_Given exercise_
All entries must be extracted exactly, with nothing added or dropped.

_Raw records_
★ ★ ★

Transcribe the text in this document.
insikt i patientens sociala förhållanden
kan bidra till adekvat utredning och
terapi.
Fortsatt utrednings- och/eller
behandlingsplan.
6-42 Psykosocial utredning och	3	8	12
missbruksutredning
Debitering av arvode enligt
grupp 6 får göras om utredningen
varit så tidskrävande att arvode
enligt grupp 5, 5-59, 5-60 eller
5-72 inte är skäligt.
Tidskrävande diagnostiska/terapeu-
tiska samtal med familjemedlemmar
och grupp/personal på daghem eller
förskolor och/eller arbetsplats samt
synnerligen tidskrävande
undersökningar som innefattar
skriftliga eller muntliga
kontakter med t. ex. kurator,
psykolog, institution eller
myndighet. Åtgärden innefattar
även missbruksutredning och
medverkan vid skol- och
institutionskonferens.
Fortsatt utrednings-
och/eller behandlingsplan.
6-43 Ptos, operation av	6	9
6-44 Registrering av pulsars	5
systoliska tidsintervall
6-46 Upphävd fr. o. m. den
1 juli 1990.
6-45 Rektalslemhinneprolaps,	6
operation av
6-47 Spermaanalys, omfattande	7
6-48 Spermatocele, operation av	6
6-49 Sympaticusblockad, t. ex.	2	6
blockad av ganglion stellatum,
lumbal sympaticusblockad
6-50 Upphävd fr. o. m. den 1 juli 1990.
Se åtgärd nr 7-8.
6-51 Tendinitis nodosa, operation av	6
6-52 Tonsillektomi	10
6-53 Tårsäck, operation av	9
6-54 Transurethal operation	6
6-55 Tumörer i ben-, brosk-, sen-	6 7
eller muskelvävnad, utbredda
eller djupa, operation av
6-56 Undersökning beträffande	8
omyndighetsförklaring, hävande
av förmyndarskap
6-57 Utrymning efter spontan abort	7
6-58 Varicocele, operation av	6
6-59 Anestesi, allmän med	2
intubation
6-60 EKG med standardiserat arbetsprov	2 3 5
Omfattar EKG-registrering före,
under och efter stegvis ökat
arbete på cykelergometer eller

★ ★ ★

_Exercise output_
Transcribe the text in this document.
insikt i patientens sociala förhållanden
kan bidra till adekvat utredning och
terapi.
Fortsatt utrednings- och/eller
behandlingsplan.
6-42 Psykosocial utredning och	3	8	12
missbruksutredning
Debitering av arvode enligt
grupp 6 får göras om utredningen
varit så tidskrävande att arvode
enligt grupp 5, 5-59, 5-60 eller
5-72 inte är skäligt.
Tidskrävande diagnostiska/terapeu-
tiska samtal med familjemedlemmar
och grupp/personal på daghem eller
förskolor och/eller arbetsplats samt
synnerligen tidskrävande
undersökningar som innefattar
skriftliga eller muntliga
kontakter med t. ex. kurator,
psykolog, institution eller
myndighet. Åtgärden innefattar
även missbruksutredning och
medverkan vid skol- och
institutionskonferens.
Fortsatt utrednings-
och/eller behandlingsplan.
6-43 Ptos, operation av	6	9
6-44 Registrering av pulsars	5
systoliska tidsintervall
6-46 Upphävd fr. o. m. den
1 juli 1990.
6-45 Rektalslemhinneprolaps,	6
operation av
6-47 Spermaanalys, omfattande	7
6-48 Spermatocele, operation av	6
6-49 Sympaticusblockad, t. ex.	2	6
blockad av ganglion stellatum,
lumbal sympaticusblockad
6-50 Upphävd fr. o. m. den 1 juli 1990.
Se åtgärd nr 7-8.
6-51 Tendinitis nodosa, operation av	6
6-52 Tonsillektomi	10
6-53 Tårsäck, operation av	9
6-54 Transurethal operation	6
6-55 Tumörer i ben-, brosk-, sen-	6 7
eller muskelvävnad, utbredda
eller djupa, operation av
6-56 Undersökning beträffande	8
omyndighetsförklaring, hävande
av förmyndarskap
6-57 Utrymning efter spontan abort	7
6-58 Varicocele, operation av	6
6-59 Anestesi, allmän med	2
intubation
6-60 EKG med standardiserat arbetsprov	2 3 5
Omfattar EKG-registrering före,
under och efter stegvis ökat
arbete på cykelergometer eller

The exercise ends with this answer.